_Written request_. Change every "badge" in the records to "marker" and leave everything else as it is. Omit the pictures from your answer.

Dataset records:
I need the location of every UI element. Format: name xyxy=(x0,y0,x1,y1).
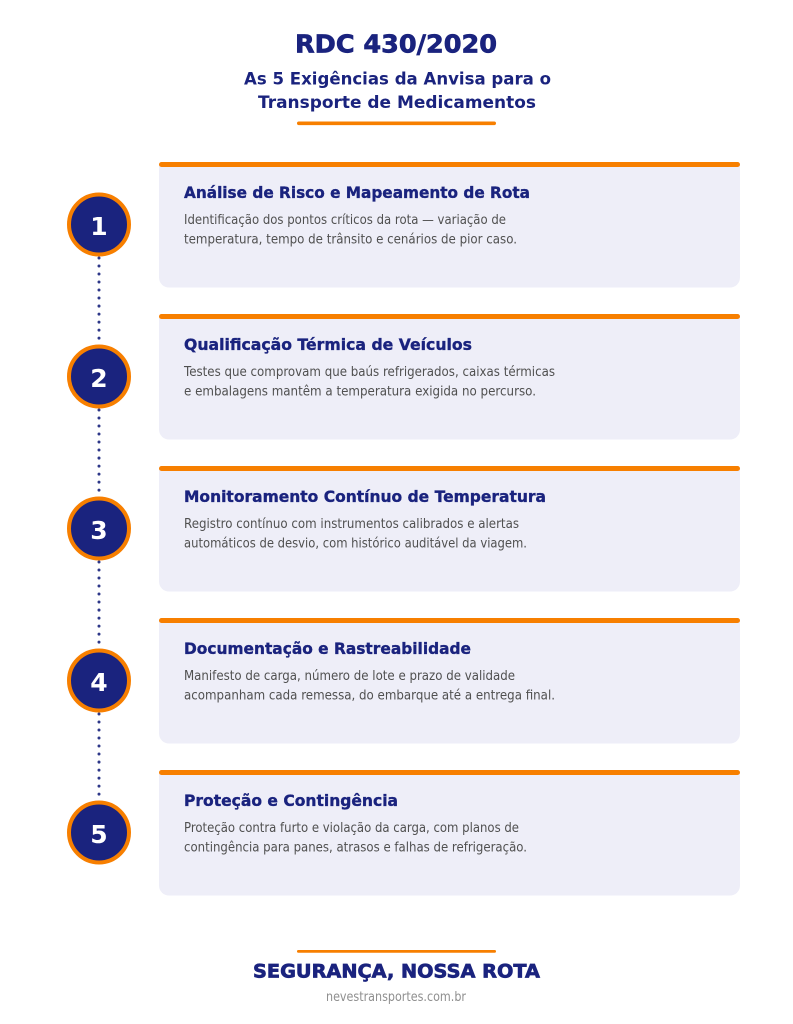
step 4 xyxy=(69,618,740,744)
slogan: SEGURANÇA, NOSSA ROTA xyxy=(253,962,541,982)
header xyxy=(244,30,551,125)
heading 3: Monitoramento Contínuo de Temperatura xyxy=(184,487,546,506)
subtitle: As 5 Exigências da Anvisa para o xyxy=(244,70,551,90)
text 3: automáticos de desvio, com histórico auditável da viagem. xyxy=(184,536,527,552)
footer xyxy=(253,950,541,1005)
badge 1: 1 xyxy=(90,212,108,241)
heading 2: Qualificação Térmica de Veículos xyxy=(184,335,472,354)
step 3 xyxy=(69,466,740,592)
text 2 xyxy=(183,364,555,400)
text 4: Manifesto de carga, número de lote e prazo de validade xyxy=(184,668,515,684)
panel: step 1 card xyxy=(159,162,740,288)
heading 5: Proteção e Contingência xyxy=(184,791,398,810)
heading 1: Análise de Risco e Mapeamento de Rota xyxy=(184,183,530,202)
step 2 xyxy=(69,314,740,440)
panel: step 5 card xyxy=(159,770,740,896)
panel: step 2 card xyxy=(159,314,740,440)
timeline connector: dotted lines xyxy=(98,258,100,800)
text 3: Registro contínuo com instrumentos calibrados e alertas xyxy=(184,516,519,532)
footer accent bar xyxy=(297,950,496,953)
badge 3 xyxy=(69,498,129,558)
badge 2 xyxy=(69,346,129,406)
text 2: e embalagens mantêm a temperatura exigida no percurso. xyxy=(184,384,536,400)
badge 1 xyxy=(69,194,129,254)
text 5: Proteção contra furto e violação da carga, com planos de xyxy=(184,821,519,836)
step 5 xyxy=(69,770,740,896)
subtitle xyxy=(244,70,551,113)
badge 3: 3 xyxy=(90,516,108,545)
badge 4 xyxy=(69,650,129,710)
badge 5: 5 xyxy=(90,820,108,849)
badge 4: 4 xyxy=(90,668,108,697)
text 3 xyxy=(184,516,527,552)
text 4 xyxy=(184,668,555,704)
text 1 xyxy=(184,212,517,248)
text 1: temperatura, tempo de trânsito e cenários de pior caso. xyxy=(184,232,517,248)
website: nevestransportes.com.br xyxy=(326,990,467,1005)
header accent bar xyxy=(297,122,496,125)
subtitle: Transporte de Medicamentos xyxy=(258,93,536,113)
text 4: acompanham cada remessa, do embarque até a entrega final. xyxy=(184,688,555,704)
panel: step 3 card xyxy=(159,466,740,592)
step 1 xyxy=(69,162,740,288)
text 2: Testes que comprovam que baús refrigerados, caixas térmicas xyxy=(183,364,555,380)
text 5: contingência para panes, atrasos e falhas de refrigeração. xyxy=(184,840,527,856)
badge 2: 2 xyxy=(90,364,108,393)
title: RDC 430/2020 xyxy=(295,30,497,58)
text 5 xyxy=(184,821,527,856)
badge 5 xyxy=(69,802,129,862)
text 1: Identificação dos pontos críticos da rota — variação de xyxy=(184,212,506,228)
heading 4: Documentação e Rastreabilidade xyxy=(184,639,471,658)
panel: step 4 card xyxy=(159,618,740,744)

_Worked solution_.
I need the location of every UI element. Format: name xyxy=(x0,y0,x1,y1).
step 4 xyxy=(69,618,740,744)
slogan: SEGURANÇA, NOSSA ROTA xyxy=(253,962,541,982)
header xyxy=(244,30,551,125)
heading 3: Monitoramento Contínuo de Temperatura xyxy=(184,487,546,506)
subtitle: As 5 Exigências da Anvisa para o xyxy=(244,70,551,90)
text 3: automáticos de desvio, com histórico auditável da viagem. xyxy=(184,536,527,552)
footer xyxy=(253,950,541,1005)
marker 1: 1 xyxy=(90,212,108,241)
heading 2: Qualificação Térmica de Veículos xyxy=(184,335,472,354)
step 3 xyxy=(69,466,740,592)
text 2 xyxy=(183,364,555,400)
text 4: Manifesto de carga, número de lote e prazo de validade xyxy=(184,668,515,684)
panel: step 1 card xyxy=(159,162,740,288)
heading 5: Proteção e Contingência xyxy=(184,791,398,810)
heading 1: Análise de Risco e Mapeamento de Rota xyxy=(184,183,530,202)
step 2 xyxy=(69,314,740,440)
panel: step 5 card xyxy=(159,770,740,896)
panel: step 2 card xyxy=(159,314,740,440)
timeline connector: dotted lines xyxy=(98,258,100,800)
text 3: Registro contínuo com instrumentos calibrados e alertas xyxy=(184,516,519,532)
footer accent bar xyxy=(297,950,496,953)
marker 3 xyxy=(69,498,129,558)
marker 2 xyxy=(69,346,129,406)
text 2: e embalagens mantêm a temperatura exigida no percurso. xyxy=(184,384,536,400)
marker 1 xyxy=(69,194,129,254)
text 5: Proteção contra furto e violação da carga, com planos de xyxy=(184,821,519,836)
step 5 xyxy=(69,770,740,896)
subtitle xyxy=(244,70,551,113)
marker 3: 3 xyxy=(90,516,108,545)
marker 4 xyxy=(69,650,129,710)
marker 5: 5 xyxy=(90,820,108,849)
marker 4: 4 xyxy=(90,668,108,697)
text 3 xyxy=(184,516,527,552)
text 4 xyxy=(184,668,555,704)
text 1 xyxy=(184,212,517,248)
text 1: temperatura, tempo de trânsito e cenários de pior caso. xyxy=(184,232,517,248)
website: nevestransportes.com.br xyxy=(326,990,467,1005)
header accent bar xyxy=(297,122,496,125)
subtitle: Transporte de Medicamentos xyxy=(258,93,536,113)
text 4: acompanham cada remessa, do embarque até a entrega final. xyxy=(184,688,555,704)
panel: step 3 card xyxy=(159,466,740,592)
step 1 xyxy=(69,162,740,288)
text 2: Testes que comprovam que baús refrigerados, caixas térmicas xyxy=(183,364,555,380)
text 5: contingência para panes, atrasos e falhas de refrigeração. xyxy=(184,840,527,856)
marker 2: 2 xyxy=(90,364,108,393)
title: RDC 430/2020 xyxy=(295,30,497,58)
text 5 xyxy=(184,821,527,856)
marker 5 xyxy=(69,802,129,862)
text 1: Identificação dos pontos críticos da rota — variação de xyxy=(184,212,506,228)
heading 4: Documentação e Rastreabilidade xyxy=(184,639,471,658)
panel: step 4 card xyxy=(159,618,740,744)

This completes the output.